## Input data
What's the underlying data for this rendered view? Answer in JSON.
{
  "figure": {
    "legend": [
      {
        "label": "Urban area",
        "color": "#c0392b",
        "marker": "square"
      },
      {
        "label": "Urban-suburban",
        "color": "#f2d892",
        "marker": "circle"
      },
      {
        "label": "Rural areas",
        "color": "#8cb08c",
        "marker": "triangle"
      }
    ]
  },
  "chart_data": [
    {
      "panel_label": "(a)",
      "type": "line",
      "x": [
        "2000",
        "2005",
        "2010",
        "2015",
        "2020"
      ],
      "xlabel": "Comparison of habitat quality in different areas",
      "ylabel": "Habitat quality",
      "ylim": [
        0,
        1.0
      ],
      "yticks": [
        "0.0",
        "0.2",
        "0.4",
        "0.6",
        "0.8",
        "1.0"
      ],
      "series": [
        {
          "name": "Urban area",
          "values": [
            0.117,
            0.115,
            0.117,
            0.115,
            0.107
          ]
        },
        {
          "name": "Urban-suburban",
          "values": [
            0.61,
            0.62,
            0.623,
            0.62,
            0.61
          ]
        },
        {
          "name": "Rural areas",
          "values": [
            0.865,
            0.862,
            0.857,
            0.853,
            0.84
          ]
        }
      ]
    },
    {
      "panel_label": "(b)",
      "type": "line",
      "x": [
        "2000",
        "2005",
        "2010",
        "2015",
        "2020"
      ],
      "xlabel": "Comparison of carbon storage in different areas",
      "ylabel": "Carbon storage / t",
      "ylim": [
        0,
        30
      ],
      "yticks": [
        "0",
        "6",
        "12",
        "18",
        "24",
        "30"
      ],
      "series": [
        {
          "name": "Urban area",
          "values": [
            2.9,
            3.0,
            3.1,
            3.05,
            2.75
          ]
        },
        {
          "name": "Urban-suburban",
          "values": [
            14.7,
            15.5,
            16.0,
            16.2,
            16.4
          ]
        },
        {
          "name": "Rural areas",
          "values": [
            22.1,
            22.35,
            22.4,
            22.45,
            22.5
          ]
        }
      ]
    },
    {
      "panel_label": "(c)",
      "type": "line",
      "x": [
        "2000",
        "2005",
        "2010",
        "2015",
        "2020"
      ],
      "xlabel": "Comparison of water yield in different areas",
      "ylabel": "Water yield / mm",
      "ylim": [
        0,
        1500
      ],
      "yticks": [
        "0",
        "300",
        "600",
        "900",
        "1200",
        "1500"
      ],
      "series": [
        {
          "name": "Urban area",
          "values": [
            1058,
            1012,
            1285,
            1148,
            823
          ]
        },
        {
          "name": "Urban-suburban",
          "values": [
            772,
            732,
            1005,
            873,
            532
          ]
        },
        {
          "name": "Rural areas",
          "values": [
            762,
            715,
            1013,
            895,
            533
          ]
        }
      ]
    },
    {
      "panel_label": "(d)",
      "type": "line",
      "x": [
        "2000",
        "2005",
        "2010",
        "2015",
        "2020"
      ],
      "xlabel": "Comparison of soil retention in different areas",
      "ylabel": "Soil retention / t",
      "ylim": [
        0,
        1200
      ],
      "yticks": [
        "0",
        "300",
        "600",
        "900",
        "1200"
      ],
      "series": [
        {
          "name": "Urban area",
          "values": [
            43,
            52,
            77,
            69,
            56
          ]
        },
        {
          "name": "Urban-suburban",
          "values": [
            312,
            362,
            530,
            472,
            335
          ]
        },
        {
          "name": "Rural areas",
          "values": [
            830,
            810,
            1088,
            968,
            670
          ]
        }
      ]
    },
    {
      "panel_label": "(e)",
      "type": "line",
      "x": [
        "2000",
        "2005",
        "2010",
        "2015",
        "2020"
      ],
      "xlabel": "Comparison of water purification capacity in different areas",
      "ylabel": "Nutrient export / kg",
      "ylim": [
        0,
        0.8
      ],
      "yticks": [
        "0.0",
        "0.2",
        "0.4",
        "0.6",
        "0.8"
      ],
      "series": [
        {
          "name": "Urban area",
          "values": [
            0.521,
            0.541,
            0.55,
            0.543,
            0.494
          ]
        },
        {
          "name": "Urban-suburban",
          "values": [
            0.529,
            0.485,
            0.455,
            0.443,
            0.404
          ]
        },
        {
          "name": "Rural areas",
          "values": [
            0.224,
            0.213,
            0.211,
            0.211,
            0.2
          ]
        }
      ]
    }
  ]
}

## Task instructions
Make a verbatim copy of every entry shown above.

## Final answer
What's the underlying data for this rendered view? Answer in JSON.
{
  "figure": {
    "legend": [
      {
        "label": "Urban area",
        "color": "#c0392b",
        "marker": "square"
      },
      {
        "label": "Urban-suburban",
        "color": "#f2d892",
        "marker": "circle"
      },
      {
        "label": "Rural areas",
        "color": "#8cb08c",
        "marker": "triangle"
      }
    ]
  },
  "chart_data": [
    {
      "panel_label": "(a)",
      "type": "line",
      "x": [
        "2000",
        "2005",
        "2010",
        "2015",
        "2020"
      ],
      "xlabel": "Comparison of habitat quality in different areas",
      "ylabel": "Habitat quality",
      "ylim": [
        0,
        1.0
      ],
      "yticks": [
        "0.0",
        "0.2",
        "0.4",
        "0.6",
        "0.8",
        "1.0"
      ],
      "series": [
        {
          "name": "Urban area",
          "values": [
            0.117,
            0.115,
            0.117,
            0.115,
            0.107
          ]
        },
        {
          "name": "Urban-suburban",
          "values": [
            0.61,
            0.62,
            0.623,
            0.62,
            0.61
          ]
        },
        {
          "name": "Rural areas",
          "values": [
            0.865,
            0.862,
            0.857,
            0.853,
            0.84
          ]
        }
      ]
    },
    {
      "panel_label": "(b)",
      "type": "line",
      "x": [
        "2000",
        "2005",
        "2010",
        "2015",
        "2020"
      ],
      "xlabel": "Comparison of carbon storage in different areas",
      "ylabel": "Carbon storage / t",
      "ylim": [
        0,
        30
      ],
      "yticks": [
        "0",
        "6",
        "12",
        "18",
        "24",
        "30"
      ],
      "series": [
        {
          "name": "Urban area",
          "values": [
            2.9,
            3.0,
            3.1,
            3.05,
            2.75
          ]
        },
        {
          "name": "Urban-suburban",
          "values": [
            14.7,
            15.5,
            16.0,
            16.2,
            16.4
          ]
        },
        {
          "name": "Rural areas",
          "values": [
            22.1,
            22.35,
            22.4,
            22.45,
            22.5
          ]
        }
      ]
    },
    {
      "panel_label": "(c)",
      "type": "line",
      "x": [
        "2000",
        "2005",
        "2010",
        "2015",
        "2020"
      ],
      "xlabel": "Comparison of water yield in different areas",
      "ylabel": "Water yield / mm",
      "ylim": [
        0,
        1500
      ],
      "yticks": [
        "0",
        "300",
        "600",
        "900",
        "1200",
        "1500"
      ],
      "series": [
        {
          "name": "Urban area",
          "values": [
            1058,
            1012,
            1285,
            1148,
            823
          ]
        },
        {
          "name": "Urban-suburban",
          "values": [
            772,
            732,
            1005,
            873,
            532
          ]
        },
        {
          "name": "Rural areas",
          "values": [
            762,
            715,
            1013,
            895,
            533
          ]
        }
      ]
    },
    {
      "panel_label": "(d)",
      "type": "line",
      "x": [
        "2000",
        "2005",
        "2010",
        "2015",
        "2020"
      ],
      "xlabel": "Comparison of soil retention in different areas",
      "ylabel": "Soil retention / t",
      "ylim": [
        0,
        1200
      ],
      "yticks": [
        "0",
        "300",
        "600",
        "900",
        "1200"
      ],
      "series": [
        {
          "name": "Urban area",
          "values": [
            43,
            52,
            77,
            69,
            56
          ]
        },
        {
          "name": "Urban-suburban",
          "values": [
            312,
            362,
            530,
            472,
            335
          ]
        },
        {
          "name": "Rural areas",
          "values": [
            830,
            810,
            1088,
            968,
            670
          ]
        }
      ]
    },
    {
      "panel_label": "(e)",
      "type": "line",
      "x": [
        "2000",
        "2005",
        "2010",
        "2015",
        "2020"
      ],
      "xlabel": "Comparison of water purification capacity in different areas",
      "ylabel": "Nutrient export / kg",
      "ylim": [
        0,
        0.8
      ],
      "yticks": [
        "0.0",
        "0.2",
        "0.4",
        "0.6",
        "0.8"
      ],
      "series": [
        {
          "name": "Urban area",
          "values": [
            0.521,
            0.541,
            0.55,
            0.543,
            0.494
          ]
        },
        {
          "name": "Urban-suburban",
          "values": [
            0.529,
            0.485,
            0.455,
            0.443,
            0.404
          ]
        },
        {
          "name": "Rural areas",
          "values": [
            0.224,
            0.213,
            0.211,
            0.211,
            0.2
          ]
        }
      ]
    }
  ]
}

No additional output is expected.